EXERCISE DETAILS -> Work out how many lines contain "name". Reply with the count alone.

• • •

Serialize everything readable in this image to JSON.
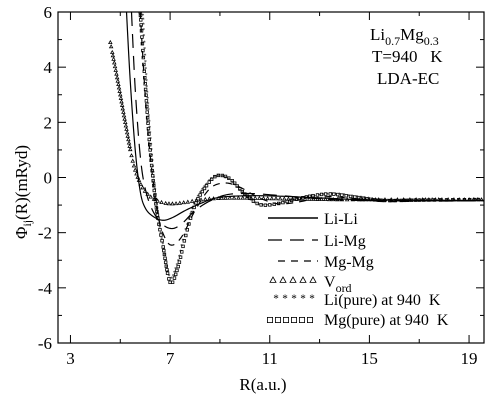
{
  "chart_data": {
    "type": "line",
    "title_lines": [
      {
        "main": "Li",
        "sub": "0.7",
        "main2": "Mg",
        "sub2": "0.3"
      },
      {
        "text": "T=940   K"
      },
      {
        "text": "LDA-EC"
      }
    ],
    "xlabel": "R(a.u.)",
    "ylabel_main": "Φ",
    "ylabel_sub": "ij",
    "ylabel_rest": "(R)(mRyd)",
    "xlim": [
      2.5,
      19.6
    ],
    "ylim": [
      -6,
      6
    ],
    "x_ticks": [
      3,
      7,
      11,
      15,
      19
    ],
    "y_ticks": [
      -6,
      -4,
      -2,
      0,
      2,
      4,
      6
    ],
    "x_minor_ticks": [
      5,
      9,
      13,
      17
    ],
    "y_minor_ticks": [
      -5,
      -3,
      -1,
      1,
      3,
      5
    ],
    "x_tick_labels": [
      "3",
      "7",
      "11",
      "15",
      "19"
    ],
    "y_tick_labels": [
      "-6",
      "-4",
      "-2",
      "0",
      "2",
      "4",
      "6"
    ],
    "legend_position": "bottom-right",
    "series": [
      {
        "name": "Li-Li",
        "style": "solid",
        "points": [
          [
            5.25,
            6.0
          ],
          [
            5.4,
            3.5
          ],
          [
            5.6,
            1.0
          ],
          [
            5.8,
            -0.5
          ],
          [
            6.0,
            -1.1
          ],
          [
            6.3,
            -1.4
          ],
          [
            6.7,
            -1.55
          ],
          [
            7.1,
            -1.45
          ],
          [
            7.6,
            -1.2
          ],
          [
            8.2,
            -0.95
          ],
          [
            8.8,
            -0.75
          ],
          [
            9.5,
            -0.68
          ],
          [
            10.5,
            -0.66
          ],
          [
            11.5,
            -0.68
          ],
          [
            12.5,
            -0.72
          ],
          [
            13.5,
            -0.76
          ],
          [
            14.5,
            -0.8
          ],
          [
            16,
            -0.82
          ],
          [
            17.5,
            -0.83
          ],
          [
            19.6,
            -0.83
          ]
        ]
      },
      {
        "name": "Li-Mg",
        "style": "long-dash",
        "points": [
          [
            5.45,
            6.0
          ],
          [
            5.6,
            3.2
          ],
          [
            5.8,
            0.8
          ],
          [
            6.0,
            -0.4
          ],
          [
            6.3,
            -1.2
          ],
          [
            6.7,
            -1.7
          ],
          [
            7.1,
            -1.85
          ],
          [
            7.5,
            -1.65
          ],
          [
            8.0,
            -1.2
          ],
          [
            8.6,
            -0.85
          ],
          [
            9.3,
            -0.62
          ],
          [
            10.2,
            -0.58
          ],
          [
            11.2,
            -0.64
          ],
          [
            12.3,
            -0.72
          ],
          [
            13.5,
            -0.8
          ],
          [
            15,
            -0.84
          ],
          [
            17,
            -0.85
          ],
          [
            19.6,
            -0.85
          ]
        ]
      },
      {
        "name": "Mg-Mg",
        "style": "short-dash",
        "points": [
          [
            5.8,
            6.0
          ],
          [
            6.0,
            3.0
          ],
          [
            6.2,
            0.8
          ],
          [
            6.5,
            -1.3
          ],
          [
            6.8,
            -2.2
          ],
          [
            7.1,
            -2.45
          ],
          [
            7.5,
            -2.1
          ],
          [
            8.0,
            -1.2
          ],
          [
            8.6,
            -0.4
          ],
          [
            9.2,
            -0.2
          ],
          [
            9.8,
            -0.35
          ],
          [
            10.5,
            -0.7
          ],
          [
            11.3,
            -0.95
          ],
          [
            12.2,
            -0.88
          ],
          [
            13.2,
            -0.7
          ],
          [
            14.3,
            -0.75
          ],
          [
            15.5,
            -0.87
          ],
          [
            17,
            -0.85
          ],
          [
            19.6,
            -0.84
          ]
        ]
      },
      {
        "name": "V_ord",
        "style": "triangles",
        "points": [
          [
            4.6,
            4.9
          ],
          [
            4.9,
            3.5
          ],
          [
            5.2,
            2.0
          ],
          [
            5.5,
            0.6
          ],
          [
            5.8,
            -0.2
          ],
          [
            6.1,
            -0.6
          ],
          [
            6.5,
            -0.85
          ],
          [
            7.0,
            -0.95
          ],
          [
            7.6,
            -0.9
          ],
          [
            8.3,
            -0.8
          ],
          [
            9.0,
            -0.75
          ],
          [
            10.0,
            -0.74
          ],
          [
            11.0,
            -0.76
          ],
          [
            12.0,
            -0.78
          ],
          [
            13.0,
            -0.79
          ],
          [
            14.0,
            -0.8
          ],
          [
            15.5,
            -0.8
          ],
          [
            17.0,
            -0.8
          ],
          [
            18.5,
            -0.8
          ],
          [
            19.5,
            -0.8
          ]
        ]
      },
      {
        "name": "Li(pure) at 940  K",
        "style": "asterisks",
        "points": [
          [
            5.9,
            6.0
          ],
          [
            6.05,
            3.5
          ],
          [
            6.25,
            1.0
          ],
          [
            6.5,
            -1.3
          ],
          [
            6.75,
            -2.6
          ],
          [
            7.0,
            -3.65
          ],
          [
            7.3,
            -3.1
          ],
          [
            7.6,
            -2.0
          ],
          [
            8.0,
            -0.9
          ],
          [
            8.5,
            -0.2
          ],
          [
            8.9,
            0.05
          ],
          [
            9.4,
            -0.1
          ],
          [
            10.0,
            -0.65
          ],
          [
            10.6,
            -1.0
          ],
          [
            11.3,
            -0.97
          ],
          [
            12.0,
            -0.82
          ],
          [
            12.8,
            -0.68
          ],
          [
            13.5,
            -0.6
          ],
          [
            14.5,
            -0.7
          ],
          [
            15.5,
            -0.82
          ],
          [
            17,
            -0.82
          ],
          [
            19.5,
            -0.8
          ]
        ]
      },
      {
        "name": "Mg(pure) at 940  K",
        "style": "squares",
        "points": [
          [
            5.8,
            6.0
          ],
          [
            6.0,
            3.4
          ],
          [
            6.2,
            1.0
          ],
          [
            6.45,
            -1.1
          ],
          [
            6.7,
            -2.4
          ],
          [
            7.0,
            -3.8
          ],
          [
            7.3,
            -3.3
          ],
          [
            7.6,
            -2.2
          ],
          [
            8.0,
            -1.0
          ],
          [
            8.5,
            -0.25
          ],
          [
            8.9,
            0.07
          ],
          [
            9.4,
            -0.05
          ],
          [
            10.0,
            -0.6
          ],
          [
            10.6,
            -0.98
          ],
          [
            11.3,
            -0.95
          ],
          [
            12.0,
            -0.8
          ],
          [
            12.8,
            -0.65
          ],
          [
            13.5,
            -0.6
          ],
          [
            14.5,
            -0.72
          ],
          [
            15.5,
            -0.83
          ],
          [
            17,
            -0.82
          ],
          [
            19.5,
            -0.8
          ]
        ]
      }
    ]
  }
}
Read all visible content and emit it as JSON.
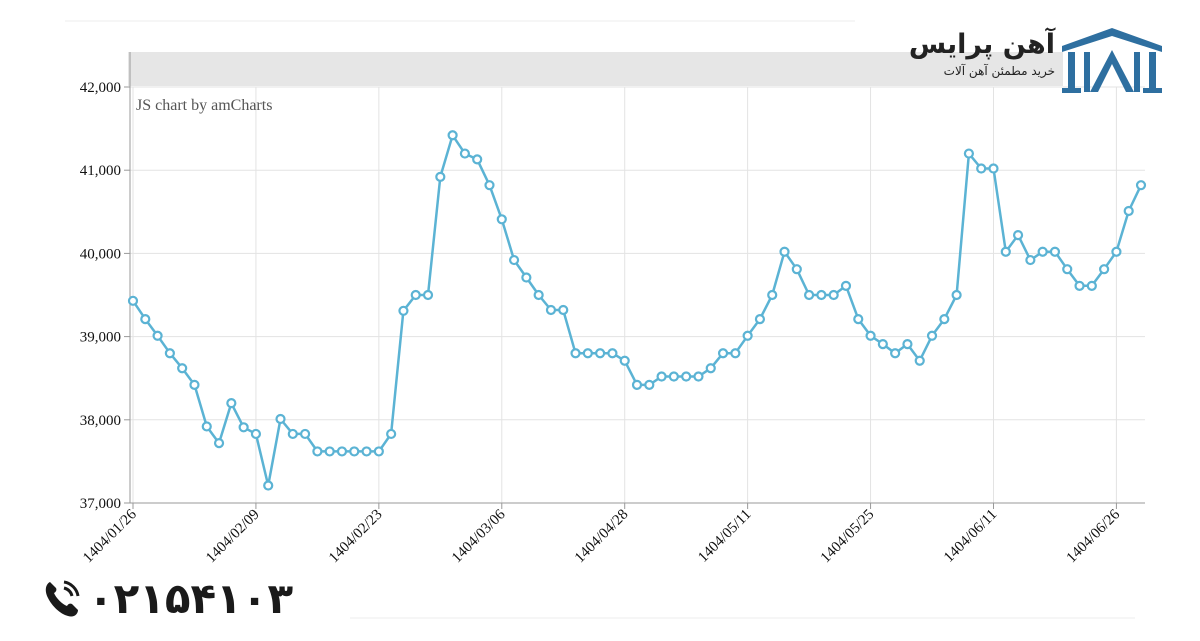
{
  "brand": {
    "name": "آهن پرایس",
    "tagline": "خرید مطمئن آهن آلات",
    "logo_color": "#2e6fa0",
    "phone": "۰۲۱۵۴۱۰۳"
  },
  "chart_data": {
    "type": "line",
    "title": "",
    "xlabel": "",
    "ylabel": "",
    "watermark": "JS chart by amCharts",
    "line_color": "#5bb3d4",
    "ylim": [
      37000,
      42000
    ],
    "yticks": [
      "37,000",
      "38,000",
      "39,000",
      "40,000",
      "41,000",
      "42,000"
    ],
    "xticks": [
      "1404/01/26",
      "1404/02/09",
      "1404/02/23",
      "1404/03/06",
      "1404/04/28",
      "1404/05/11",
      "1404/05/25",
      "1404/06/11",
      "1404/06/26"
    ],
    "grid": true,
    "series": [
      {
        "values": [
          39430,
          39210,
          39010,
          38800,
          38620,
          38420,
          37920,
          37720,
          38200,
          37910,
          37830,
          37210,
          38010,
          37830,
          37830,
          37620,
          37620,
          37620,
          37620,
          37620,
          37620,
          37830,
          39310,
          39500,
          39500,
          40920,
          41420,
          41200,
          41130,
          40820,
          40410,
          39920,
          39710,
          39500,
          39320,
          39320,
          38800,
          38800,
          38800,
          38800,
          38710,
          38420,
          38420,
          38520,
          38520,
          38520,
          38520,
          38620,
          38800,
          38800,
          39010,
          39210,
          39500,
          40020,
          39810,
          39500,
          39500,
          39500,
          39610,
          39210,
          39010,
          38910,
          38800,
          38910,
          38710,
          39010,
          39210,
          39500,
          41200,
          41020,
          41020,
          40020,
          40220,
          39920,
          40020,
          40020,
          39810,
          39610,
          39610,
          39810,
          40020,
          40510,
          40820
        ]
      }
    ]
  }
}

• • •

EXPECTED ANSWER -> 7